• [WRITTEN REQUEST] Pull every line containing "physical" out of the material below.

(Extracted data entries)

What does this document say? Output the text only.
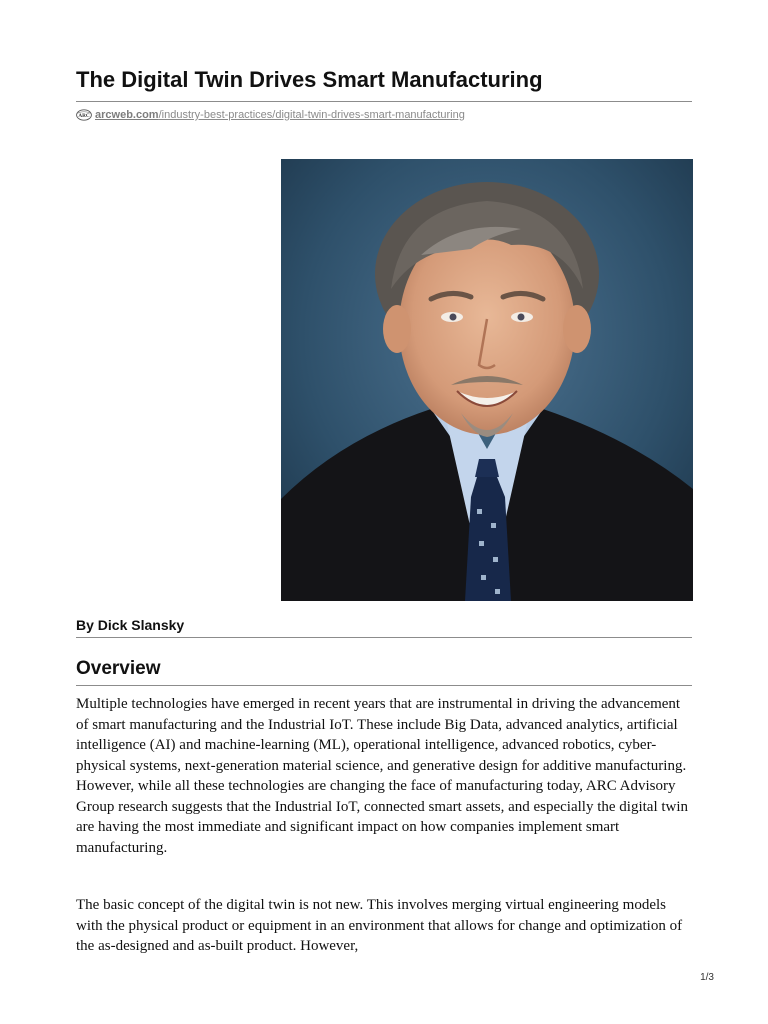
The Digital Twin Drives Smart Manufacturing
ARC arcweb.com /industry-best-practices/digital-twin-drives-smart-manufacturing
By Dick Slansky
Overview

Multiple technologies have emerged in recent years that are instrumental in driving the advancement of smart manufacturing and the Industrial IoT. These include Big Data, advanced analytics, artificial intelligence (AI) and machine-learning (ML), operational intelligence, advanced robotics, cyber-physical systems, next-generation material science, and generative design for additive manufacturing. However, while all these technologies are changing the face of manufacturing today, ARC Advisory Group research suggests that the Industrial IoT, connected smart assets, and especially the digital twin are having the most immediate and significant impact on how companies implement smart manufacturing.

The basic concept of the digital twin is not new. This involves merging virtual engineering models with the physical product or equipment in an environment that allows for change and optimization of the as-designed and as-built product. However,

1/3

• [THE RESULT]
Multiple technologies have emerged in recent years that are instrumental in driving the advancement of smart manufacturing and the Industrial IoT. These include Big Data, advanced analytics, artificial intelligence (AI) and machine-learning (ML), operational intelligence, advanced robotics, cyber-physical systems, next-generation material science, and generative design for additive manufacturing. However, while all these technologies are changing the face of manufacturing today, ARC Advisory Group research suggests that the Industrial IoT, connected smart assets, and especially the digital twin are having the most immediate and significant impact on how companies implement smart manufacturing.
The basic concept of the digital twin is not new. This involves merging virtual engineering models with the physical product or equipment in an environment that allows for change and optimization of the as-designed and as-built product. However,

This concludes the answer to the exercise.